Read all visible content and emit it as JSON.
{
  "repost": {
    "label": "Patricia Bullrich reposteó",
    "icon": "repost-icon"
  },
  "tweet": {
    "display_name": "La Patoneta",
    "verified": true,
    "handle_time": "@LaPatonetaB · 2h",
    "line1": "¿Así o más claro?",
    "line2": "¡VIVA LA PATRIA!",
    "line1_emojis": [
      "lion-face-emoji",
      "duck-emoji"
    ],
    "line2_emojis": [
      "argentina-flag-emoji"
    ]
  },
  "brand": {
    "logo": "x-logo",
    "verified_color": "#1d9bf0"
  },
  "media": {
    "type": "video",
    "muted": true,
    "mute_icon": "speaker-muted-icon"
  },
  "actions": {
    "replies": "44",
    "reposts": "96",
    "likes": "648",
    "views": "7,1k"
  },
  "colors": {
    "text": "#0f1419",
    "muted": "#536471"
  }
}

========================

▸ **Problem description**
Go through the records above and set each one down exactly, please.

▸ **Exercise output**
Read all visible content and emit it as JSON.
{
  "repost": {
    "label": "Patricia Bullrich reposteó",
    "icon": "repost-icon"
  },
  "tweet": {
    "display_name": "La Patoneta",
    "verified": true,
    "handle_time": "@LaPatonetaB · 2h",
    "line1": "¿Así o más claro?",
    "line2": "¡VIVA LA PATRIA!",
    "line1_emojis": [
      "lion-face-emoji",
      "duck-emoji"
    ],
    "line2_emojis": [
      "argentina-flag-emoji"
    ]
  },
  "brand": {
    "logo": "x-logo",
    "verified_color": "#1d9bf0"
  },
  "media": {
    "type": "video",
    "muted": true,
    "mute_icon": "speaker-muted-icon"
  },
  "actions": {
    "replies": "44",
    "reposts": "96",
    "likes": "648",
    "views": "7,1k"
  },
  "colors": {
    "text": "#0f1419",
    "muted": "#536471"
  }
}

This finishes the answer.